### Task directions
Show each line that has the string "Aged" in it.

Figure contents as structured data

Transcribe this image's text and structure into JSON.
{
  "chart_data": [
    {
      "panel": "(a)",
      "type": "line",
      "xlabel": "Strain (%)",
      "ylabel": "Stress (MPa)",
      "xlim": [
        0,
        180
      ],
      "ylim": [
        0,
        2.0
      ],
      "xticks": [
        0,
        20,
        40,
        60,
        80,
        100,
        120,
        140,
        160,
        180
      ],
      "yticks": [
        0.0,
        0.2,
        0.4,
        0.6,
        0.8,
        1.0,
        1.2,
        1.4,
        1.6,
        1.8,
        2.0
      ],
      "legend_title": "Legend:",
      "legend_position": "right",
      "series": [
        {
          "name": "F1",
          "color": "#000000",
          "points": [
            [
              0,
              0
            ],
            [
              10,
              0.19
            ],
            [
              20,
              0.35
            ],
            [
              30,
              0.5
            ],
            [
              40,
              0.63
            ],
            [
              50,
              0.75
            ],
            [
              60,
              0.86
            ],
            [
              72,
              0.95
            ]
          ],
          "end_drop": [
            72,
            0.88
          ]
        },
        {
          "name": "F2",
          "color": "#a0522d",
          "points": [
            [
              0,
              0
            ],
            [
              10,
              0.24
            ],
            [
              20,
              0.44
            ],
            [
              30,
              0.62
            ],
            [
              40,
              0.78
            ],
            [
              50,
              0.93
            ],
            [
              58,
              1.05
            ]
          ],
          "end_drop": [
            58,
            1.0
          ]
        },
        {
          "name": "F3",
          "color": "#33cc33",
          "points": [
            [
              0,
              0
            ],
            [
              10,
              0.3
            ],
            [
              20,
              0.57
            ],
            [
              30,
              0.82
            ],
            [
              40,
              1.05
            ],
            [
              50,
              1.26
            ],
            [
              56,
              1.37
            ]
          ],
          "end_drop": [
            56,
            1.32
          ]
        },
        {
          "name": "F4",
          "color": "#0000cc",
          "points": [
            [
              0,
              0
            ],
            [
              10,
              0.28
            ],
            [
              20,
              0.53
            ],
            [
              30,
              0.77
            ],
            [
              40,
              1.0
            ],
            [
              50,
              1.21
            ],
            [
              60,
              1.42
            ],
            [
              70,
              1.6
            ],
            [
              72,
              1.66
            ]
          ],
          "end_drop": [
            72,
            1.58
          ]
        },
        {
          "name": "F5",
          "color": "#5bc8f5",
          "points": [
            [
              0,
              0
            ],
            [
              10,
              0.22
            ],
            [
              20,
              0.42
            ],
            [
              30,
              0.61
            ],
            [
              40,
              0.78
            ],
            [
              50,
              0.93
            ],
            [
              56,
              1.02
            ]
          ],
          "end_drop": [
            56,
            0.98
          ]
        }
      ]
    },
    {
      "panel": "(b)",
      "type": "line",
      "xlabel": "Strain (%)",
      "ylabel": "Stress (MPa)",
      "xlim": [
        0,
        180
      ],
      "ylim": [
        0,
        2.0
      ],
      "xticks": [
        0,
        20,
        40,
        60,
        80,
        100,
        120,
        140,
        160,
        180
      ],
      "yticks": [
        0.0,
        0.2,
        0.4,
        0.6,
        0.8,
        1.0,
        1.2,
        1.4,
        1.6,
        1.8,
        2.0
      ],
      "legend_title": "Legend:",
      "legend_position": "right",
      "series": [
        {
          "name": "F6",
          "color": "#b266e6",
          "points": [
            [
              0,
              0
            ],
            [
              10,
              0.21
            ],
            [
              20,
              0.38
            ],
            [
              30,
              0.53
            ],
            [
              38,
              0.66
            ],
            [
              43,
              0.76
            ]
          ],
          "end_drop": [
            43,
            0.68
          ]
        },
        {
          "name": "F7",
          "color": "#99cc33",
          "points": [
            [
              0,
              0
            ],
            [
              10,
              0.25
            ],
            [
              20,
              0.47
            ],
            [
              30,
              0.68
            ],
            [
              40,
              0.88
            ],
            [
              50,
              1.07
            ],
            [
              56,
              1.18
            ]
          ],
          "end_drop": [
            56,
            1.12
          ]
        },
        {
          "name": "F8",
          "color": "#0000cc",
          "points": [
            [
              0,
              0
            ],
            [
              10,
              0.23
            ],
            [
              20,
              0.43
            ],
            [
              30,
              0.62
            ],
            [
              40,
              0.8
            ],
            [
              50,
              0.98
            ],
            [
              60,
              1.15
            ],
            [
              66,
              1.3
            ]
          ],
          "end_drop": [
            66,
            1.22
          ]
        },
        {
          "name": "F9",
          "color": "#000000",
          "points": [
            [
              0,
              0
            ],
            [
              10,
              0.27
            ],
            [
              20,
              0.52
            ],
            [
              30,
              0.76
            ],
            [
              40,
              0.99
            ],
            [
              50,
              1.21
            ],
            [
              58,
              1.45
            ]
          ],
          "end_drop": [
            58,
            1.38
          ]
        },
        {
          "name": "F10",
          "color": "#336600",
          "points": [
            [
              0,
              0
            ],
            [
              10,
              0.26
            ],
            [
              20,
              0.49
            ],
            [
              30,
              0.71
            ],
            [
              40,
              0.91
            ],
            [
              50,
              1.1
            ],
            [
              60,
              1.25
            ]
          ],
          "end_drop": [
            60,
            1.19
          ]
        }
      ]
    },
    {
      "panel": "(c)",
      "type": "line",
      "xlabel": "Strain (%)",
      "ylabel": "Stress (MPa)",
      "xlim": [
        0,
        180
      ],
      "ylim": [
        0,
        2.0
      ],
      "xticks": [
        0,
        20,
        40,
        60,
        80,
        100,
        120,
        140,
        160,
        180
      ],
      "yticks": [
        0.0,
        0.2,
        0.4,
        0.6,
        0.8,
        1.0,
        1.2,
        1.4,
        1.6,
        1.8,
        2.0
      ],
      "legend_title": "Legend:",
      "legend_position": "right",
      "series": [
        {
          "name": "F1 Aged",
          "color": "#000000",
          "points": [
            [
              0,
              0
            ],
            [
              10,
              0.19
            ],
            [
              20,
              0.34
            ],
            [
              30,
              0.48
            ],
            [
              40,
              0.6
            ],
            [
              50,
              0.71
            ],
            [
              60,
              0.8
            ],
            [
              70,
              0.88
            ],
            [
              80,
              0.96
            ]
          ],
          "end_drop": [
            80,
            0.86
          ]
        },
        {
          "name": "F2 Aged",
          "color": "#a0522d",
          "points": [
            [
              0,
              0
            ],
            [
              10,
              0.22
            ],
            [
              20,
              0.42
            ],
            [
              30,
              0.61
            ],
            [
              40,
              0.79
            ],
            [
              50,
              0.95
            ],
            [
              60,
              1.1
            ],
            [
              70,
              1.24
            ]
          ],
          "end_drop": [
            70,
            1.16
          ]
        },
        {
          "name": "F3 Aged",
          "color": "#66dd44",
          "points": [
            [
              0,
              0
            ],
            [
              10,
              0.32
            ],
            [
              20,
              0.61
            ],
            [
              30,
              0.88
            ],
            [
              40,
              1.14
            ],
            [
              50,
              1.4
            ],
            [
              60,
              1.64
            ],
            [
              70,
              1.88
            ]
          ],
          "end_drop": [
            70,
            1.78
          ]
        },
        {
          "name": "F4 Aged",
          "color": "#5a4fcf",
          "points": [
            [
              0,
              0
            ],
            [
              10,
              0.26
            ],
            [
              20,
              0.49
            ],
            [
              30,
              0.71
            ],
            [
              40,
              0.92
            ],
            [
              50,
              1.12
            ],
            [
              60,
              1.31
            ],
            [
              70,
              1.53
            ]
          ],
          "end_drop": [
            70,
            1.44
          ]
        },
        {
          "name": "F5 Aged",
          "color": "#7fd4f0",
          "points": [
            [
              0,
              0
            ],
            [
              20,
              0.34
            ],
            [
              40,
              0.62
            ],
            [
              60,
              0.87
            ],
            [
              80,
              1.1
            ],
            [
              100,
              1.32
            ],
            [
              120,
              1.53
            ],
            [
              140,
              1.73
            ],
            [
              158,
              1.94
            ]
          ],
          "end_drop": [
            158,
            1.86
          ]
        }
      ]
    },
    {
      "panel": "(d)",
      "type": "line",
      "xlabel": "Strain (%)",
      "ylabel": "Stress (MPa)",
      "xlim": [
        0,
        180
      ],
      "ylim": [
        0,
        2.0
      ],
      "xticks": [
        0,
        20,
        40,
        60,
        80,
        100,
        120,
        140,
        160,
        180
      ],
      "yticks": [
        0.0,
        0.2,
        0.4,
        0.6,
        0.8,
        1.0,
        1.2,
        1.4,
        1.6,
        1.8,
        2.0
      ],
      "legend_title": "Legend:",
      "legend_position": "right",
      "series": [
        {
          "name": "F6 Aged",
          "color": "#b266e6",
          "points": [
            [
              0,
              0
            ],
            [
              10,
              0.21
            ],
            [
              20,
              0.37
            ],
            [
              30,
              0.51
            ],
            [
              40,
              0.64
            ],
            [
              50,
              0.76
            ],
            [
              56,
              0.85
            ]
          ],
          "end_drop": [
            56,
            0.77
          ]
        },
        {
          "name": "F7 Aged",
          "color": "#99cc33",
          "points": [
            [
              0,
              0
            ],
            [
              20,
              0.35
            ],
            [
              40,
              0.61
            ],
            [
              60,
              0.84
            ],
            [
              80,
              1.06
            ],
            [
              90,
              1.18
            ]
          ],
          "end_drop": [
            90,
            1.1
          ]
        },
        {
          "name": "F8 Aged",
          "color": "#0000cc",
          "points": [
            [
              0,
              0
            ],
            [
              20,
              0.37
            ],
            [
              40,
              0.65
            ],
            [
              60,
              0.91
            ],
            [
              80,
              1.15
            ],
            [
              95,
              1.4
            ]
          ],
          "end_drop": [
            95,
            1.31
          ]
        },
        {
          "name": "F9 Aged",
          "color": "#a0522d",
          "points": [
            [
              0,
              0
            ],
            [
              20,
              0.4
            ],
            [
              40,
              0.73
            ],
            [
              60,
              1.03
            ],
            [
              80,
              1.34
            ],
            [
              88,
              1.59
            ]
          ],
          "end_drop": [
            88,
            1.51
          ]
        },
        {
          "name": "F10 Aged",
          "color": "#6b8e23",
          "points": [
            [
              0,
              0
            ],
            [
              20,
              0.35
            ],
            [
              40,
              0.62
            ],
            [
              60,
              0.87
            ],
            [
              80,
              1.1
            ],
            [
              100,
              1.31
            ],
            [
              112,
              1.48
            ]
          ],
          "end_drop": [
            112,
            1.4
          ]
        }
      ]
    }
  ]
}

### Final answer
          "name": "F1 Aged",
          "name": "F2 Aged",
          "name": "F3 Aged",
          "name": "F4 Aged",
          "name": "F5 Aged",
          "name": "F6 Aged",
          "name": "F7 Aged",
          "name": "F8 Aged",
          "name": "F9 Aged",
          "name": "F10 Aged",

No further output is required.